# Task statement
Please transcribe the data that follows without the pictures, keeping every word the same.

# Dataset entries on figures

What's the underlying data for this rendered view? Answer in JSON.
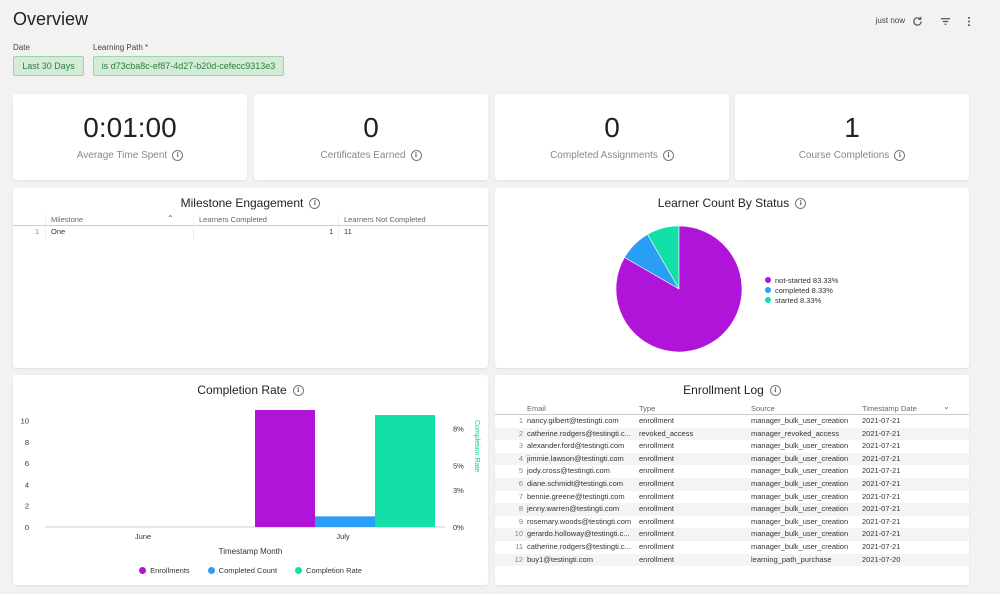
{
  "header": {
    "title": "Overview",
    "refresh_status": "just now",
    "icons": [
      "refresh-icon",
      "filter-icon",
      "more-vertical-icon"
    ]
  },
  "filters": {
    "date": {
      "label": "Date",
      "value": "Last 30 Days"
    },
    "learning_path": {
      "label": "Learning Path *",
      "value": "is d73cba8c-ef87-4d27-b20d-cefecc9313e3"
    }
  },
  "kpis": [
    {
      "value": "0:01:00",
      "label": "Average Time Spent"
    },
    {
      "value": "0",
      "label": "Certificates Earned"
    },
    {
      "value": "0",
      "label": "Completed Assignments"
    },
    {
      "value": "1",
      "label": "Course Completions"
    }
  ],
  "milestone": {
    "title": "Milestone Engagement",
    "columns": [
      "Milestone",
      "Learners Completed",
      "Learners Not Completed"
    ],
    "rows": [
      {
        "index": "1",
        "milestone": "One",
        "completed": "1",
        "not_completed": "11"
      }
    ]
  },
  "learner_status": {
    "title": "Learner Count By Status",
    "legend": [
      {
        "label": "not-started 83.33%",
        "color": "#b114d9"
      },
      {
        "label": "completed 8.33%",
        "color": "#2a9df4"
      },
      {
        "label": "started 8.33%",
        "color": "#12e0a8"
      }
    ]
  },
  "completion_rate": {
    "title": "Completion Rate",
    "xlabel": "Timestamp Month",
    "right_axis_label": "Completion Rate",
    "legend": [
      {
        "label": "Enrollments",
        "color": "#b114d9"
      },
      {
        "label": "Completed Count",
        "color": "#2a9df4"
      },
      {
        "label": "Completion Rate",
        "color": "#12e0a8"
      }
    ]
  },
  "chart_data": [
    {
      "type": "pie",
      "title": "Learner Count By Status",
      "labels": [
        "not-started",
        "completed",
        "started"
      ],
      "values": [
        83.33,
        8.33,
        8.33
      ],
      "colors": [
        "#b114d9",
        "#2a9df4",
        "#12e0a8"
      ],
      "legend": "right"
    },
    {
      "type": "bar",
      "title": "Completion Rate",
      "categories": [
        "June",
        "July"
      ],
      "xlabel": "Timestamp Month",
      "ylabel_right": "Completion Rate",
      "ylim": [
        0,
        11
      ],
      "yticks": [
        "0",
        "2",
        "4",
        "6",
        "8",
        "10"
      ],
      "y2lim": [
        0,
        9.5
      ],
      "y2ticks": [
        "0%",
        "3%",
        "5%",
        "8%"
      ],
      "series": [
        {
          "name": "Enrollments",
          "values": [
            0,
            11
          ],
          "color": "#b114d9",
          "axis": "left"
        },
        {
          "name": "Completed Count",
          "values": [
            0,
            1
          ],
          "color": "#2a9df4",
          "axis": "left"
        },
        {
          "name": "Completion Rate",
          "values": [
            0,
            9.09
          ],
          "color": "#12e0a8",
          "axis": "right"
        }
      ],
      "legend": "bottom"
    }
  ],
  "enrollment": {
    "title": "Enrollment Log",
    "columns": [
      "Email",
      "Type",
      "Source",
      "Timestamp Date"
    ],
    "rows": [
      {
        "i": "1",
        "email": "nancy.gilbert@testingti.com",
        "type": "enrollment",
        "source": "manager_bulk_user_creation",
        "date": "2021-07-21"
      },
      {
        "i": "2",
        "email": "catherine.rodgers@testingti.c...",
        "type": "revoked_access",
        "source": "manager_revoked_access",
        "date": "2021-07-21"
      },
      {
        "i": "3",
        "email": "alexander.ford@testingti.com",
        "type": "enrollment",
        "source": "manager_bulk_user_creation",
        "date": "2021-07-21"
      },
      {
        "i": "4",
        "email": "jimmie.lawson@testingti.com",
        "type": "enrollment",
        "source": "manager_bulk_user_creation",
        "date": "2021-07-21"
      },
      {
        "i": "5",
        "email": "jody.cross@testingti.com",
        "type": "enrollment",
        "source": "manager_bulk_user_creation",
        "date": "2021-07-21"
      },
      {
        "i": "6",
        "email": "diane.schmidt@testingti.com",
        "type": "enrollment",
        "source": "manager_bulk_user_creation",
        "date": "2021-07-21"
      },
      {
        "i": "7",
        "email": "bennie.greene@testingti.com",
        "type": "enrollment",
        "source": "manager_bulk_user_creation",
        "date": "2021-07-21"
      },
      {
        "i": "8",
        "email": "jenny.warren@testingti.com",
        "type": "enrollment",
        "source": "manager_bulk_user_creation",
        "date": "2021-07-21"
      },
      {
        "i": "9",
        "email": "rosemary.woods@testingti.com",
        "type": "enrollment",
        "source": "manager_bulk_user_creation",
        "date": "2021-07-21"
      },
      {
        "i": "10",
        "email": "gerardo.holloway@testingti.c...",
        "type": "enrollment",
        "source": "manager_bulk_user_creation",
        "date": "2021-07-21"
      },
      {
        "i": "11",
        "email": "catherine.rodgers@testingti.c...",
        "type": "enrollment",
        "source": "manager_bulk_user_creation",
        "date": "2021-07-21"
      },
      {
        "i": "12",
        "email": "buy1@testingti.com",
        "type": "enrollment",
        "source": "learning_path_purchase",
        "date": "2021-07-20"
      }
    ]
  }
}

# Full output
What's the underlying data for this rendered view? Answer in JSON.
{
  "header": {
    "title": "Overview",
    "refresh_status": "just now",
    "icons": [
      "refresh-icon",
      "filter-icon",
      "more-vertical-icon"
    ]
  },
  "filters": {
    "date": {
      "label": "Date",
      "value": "Last 30 Days"
    },
    "learning_path": {
      "label": "Learning Path *",
      "value": "is d73cba8c-ef87-4d27-b20d-cefecc9313e3"
    }
  },
  "kpis": [
    {
      "value": "0:01:00",
      "label": "Average Time Spent"
    },
    {
      "value": "0",
      "label": "Certificates Earned"
    },
    {
      "value": "0",
      "label": "Completed Assignments"
    },
    {
      "value": "1",
      "label": "Course Completions"
    }
  ],
  "milestone": {
    "title": "Milestone Engagement",
    "columns": [
      "Milestone",
      "Learners Completed",
      "Learners Not Completed"
    ],
    "rows": [
      {
        "index": "1",
        "milestone": "One",
        "completed": "1",
        "not_completed": "11"
      }
    ]
  },
  "learner_status": {
    "title": "Learner Count By Status",
    "legend": [
      {
        "label": "not-started 83.33%",
        "color": "#b114d9"
      },
      {
        "label": "completed 8.33%",
        "color": "#2a9df4"
      },
      {
        "label": "started 8.33%",
        "color": "#12e0a8"
      }
    ]
  },
  "completion_rate": {
    "title": "Completion Rate",
    "xlabel": "Timestamp Month",
    "right_axis_label": "Completion Rate",
    "legend": [
      {
        "label": "Enrollments",
        "color": "#b114d9"
      },
      {
        "label": "Completed Count",
        "color": "#2a9df4"
      },
      {
        "label": "Completion Rate",
        "color": "#12e0a8"
      }
    ]
  },
  "chart_data": [
    {
      "type": "pie",
      "title": "Learner Count By Status",
      "labels": [
        "not-started",
        "completed",
        "started"
      ],
      "values": [
        83.33,
        8.33,
        8.33
      ],
      "colors": [
        "#b114d9",
        "#2a9df4",
        "#12e0a8"
      ],
      "legend": "right"
    },
    {
      "type": "bar",
      "title": "Completion Rate",
      "categories": [
        "June",
        "July"
      ],
      "xlabel": "Timestamp Month",
      "ylabel_right": "Completion Rate",
      "ylim": [
        0,
        11
      ],
      "yticks": [
        "0",
        "2",
        "4",
        "6",
        "8",
        "10"
      ],
      "y2lim": [
        0,
        9.5
      ],
      "y2ticks": [
        "0%",
        "3%",
        "5%",
        "8%"
      ],
      "series": [
        {
          "name": "Enrollments",
          "values": [
            0,
            11
          ],
          "color": "#b114d9",
          "axis": "left"
        },
        {
          "name": "Completed Count",
          "values": [
            0,
            1
          ],
          "color": "#2a9df4",
          "axis": "left"
        },
        {
          "name": "Completion Rate",
          "values": [
            0,
            9.09
          ],
          "color": "#12e0a8",
          "axis": "right"
        }
      ],
      "legend": "bottom"
    }
  ],
  "enrollment": {
    "title": "Enrollment Log",
    "columns": [
      "Email",
      "Type",
      "Source",
      "Timestamp Date"
    ],
    "rows": [
      {
        "i": "1",
        "email": "nancy.gilbert@testingti.com",
        "type": "enrollment",
        "source": "manager_bulk_user_creation",
        "date": "2021-07-21"
      },
      {
        "i": "2",
        "email": "catherine.rodgers@testingti.c...",
        "type": "revoked_access",
        "source": "manager_revoked_access",
        "date": "2021-07-21"
      },
      {
        "i": "3",
        "email": "alexander.ford@testingti.com",
        "type": "enrollment",
        "source": "manager_bulk_user_creation",
        "date": "2021-07-21"
      },
      {
        "i": "4",
        "email": "jimmie.lawson@testingti.com",
        "type": "enrollment",
        "source": "manager_bulk_user_creation",
        "date": "2021-07-21"
      },
      {
        "i": "5",
        "email": "jody.cross@testingti.com",
        "type": "enrollment",
        "source": "manager_bulk_user_creation",
        "date": "2021-07-21"
      },
      {
        "i": "6",
        "email": "diane.schmidt@testingti.com",
        "type": "enrollment",
        "source": "manager_bulk_user_creation",
        "date": "2021-07-21"
      },
      {
        "i": "7",
        "email": "bennie.greene@testingti.com",
        "type": "enrollment",
        "source": "manager_bulk_user_creation",
        "date": "2021-07-21"
      },
      {
        "i": "8",
        "email": "jenny.warren@testingti.com",
        "type": "enrollment",
        "source": "manager_bulk_user_creation",
        "date": "2021-07-21"
      },
      {
        "i": "9",
        "email": "rosemary.woods@testingti.com",
        "type": "enrollment",
        "source": "manager_bulk_user_creation",
        "date": "2021-07-21"
      },
      {
        "i": "10",
        "email": "gerardo.holloway@testingti.c...",
        "type": "enrollment",
        "source": "manager_bulk_user_creation",
        "date": "2021-07-21"
      },
      {
        "i": "11",
        "email": "catherine.rodgers@testingti.c...",
        "type": "enrollment",
        "source": "manager_bulk_user_creation",
        "date": "2021-07-21"
      },
      {
        "i": "12",
        "email": "buy1@testingti.com",
        "type": "enrollment",
        "source": "learning_path_purchase",
        "date": "2021-07-20"
      }
    ]
  }
}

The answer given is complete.